-- GIVEN DATA --
╭──

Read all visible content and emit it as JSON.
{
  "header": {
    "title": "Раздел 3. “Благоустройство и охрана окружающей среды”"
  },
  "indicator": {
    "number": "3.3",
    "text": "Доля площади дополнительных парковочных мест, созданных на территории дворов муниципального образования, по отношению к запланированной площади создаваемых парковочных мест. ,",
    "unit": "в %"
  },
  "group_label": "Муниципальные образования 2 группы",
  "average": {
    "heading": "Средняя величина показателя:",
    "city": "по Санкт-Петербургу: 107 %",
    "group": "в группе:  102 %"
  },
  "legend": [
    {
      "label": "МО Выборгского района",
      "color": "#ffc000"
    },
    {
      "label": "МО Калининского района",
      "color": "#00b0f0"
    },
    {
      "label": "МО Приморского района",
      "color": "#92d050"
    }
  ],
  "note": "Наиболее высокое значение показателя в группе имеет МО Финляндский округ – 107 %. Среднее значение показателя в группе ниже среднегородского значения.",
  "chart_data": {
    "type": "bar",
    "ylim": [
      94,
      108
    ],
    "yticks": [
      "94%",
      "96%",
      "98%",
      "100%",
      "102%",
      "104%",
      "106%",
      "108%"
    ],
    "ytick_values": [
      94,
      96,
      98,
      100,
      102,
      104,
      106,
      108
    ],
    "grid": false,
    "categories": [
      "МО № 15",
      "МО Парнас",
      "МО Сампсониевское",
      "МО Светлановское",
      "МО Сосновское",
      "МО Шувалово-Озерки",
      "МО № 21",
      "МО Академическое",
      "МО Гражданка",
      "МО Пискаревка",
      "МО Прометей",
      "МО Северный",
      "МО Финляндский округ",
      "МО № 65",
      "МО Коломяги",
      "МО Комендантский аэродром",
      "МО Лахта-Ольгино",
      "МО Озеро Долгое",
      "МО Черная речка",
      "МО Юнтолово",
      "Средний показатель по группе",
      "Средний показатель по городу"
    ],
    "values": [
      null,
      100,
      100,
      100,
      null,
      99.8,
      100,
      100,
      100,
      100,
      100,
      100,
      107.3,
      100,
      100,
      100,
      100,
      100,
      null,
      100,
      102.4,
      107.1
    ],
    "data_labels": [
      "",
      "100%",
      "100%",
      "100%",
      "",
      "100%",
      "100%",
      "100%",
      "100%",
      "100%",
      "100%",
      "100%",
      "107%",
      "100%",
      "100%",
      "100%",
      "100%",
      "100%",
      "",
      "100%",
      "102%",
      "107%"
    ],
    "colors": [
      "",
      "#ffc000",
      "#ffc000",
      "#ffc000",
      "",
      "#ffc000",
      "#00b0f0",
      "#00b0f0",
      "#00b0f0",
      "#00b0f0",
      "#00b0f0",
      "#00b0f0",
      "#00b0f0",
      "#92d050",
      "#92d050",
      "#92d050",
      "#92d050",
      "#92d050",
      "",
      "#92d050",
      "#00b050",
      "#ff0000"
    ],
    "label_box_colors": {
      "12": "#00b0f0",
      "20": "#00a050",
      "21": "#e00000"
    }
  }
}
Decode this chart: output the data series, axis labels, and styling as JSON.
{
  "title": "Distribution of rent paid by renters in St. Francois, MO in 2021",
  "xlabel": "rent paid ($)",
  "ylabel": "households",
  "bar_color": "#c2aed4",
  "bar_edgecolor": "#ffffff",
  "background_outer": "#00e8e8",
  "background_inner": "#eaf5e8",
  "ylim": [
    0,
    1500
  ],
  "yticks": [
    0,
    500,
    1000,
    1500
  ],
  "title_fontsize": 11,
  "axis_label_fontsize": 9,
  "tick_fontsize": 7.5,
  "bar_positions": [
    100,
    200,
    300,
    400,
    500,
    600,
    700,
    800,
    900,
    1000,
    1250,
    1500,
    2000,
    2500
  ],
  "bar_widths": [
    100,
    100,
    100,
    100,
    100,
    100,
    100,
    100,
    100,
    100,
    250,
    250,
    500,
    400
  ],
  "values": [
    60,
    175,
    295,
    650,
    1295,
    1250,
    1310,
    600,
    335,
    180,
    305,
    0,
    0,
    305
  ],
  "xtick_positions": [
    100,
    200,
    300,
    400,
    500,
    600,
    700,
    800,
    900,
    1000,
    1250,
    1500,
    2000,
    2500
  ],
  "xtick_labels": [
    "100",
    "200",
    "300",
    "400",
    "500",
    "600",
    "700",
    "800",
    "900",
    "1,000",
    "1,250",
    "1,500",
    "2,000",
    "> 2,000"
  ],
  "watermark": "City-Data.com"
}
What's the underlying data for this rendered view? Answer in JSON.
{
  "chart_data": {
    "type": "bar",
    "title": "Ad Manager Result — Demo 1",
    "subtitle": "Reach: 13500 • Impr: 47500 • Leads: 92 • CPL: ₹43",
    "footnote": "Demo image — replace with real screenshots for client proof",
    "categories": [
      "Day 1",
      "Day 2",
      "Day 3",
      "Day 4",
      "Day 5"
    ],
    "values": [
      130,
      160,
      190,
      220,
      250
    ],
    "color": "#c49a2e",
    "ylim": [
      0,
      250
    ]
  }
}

╰──

-- STATED EXERCISE --
Filter the records above for lines containing the word "показателя", and copy those lines.

-- SOLUTION --
    "heading": "Средняя величина показателя:",
  "note": "Наиболее высокое значение показателя в группе имеет МО Финляндский округ – 107 %. Среднее значение показателя в группе ниже среднегородского значения.",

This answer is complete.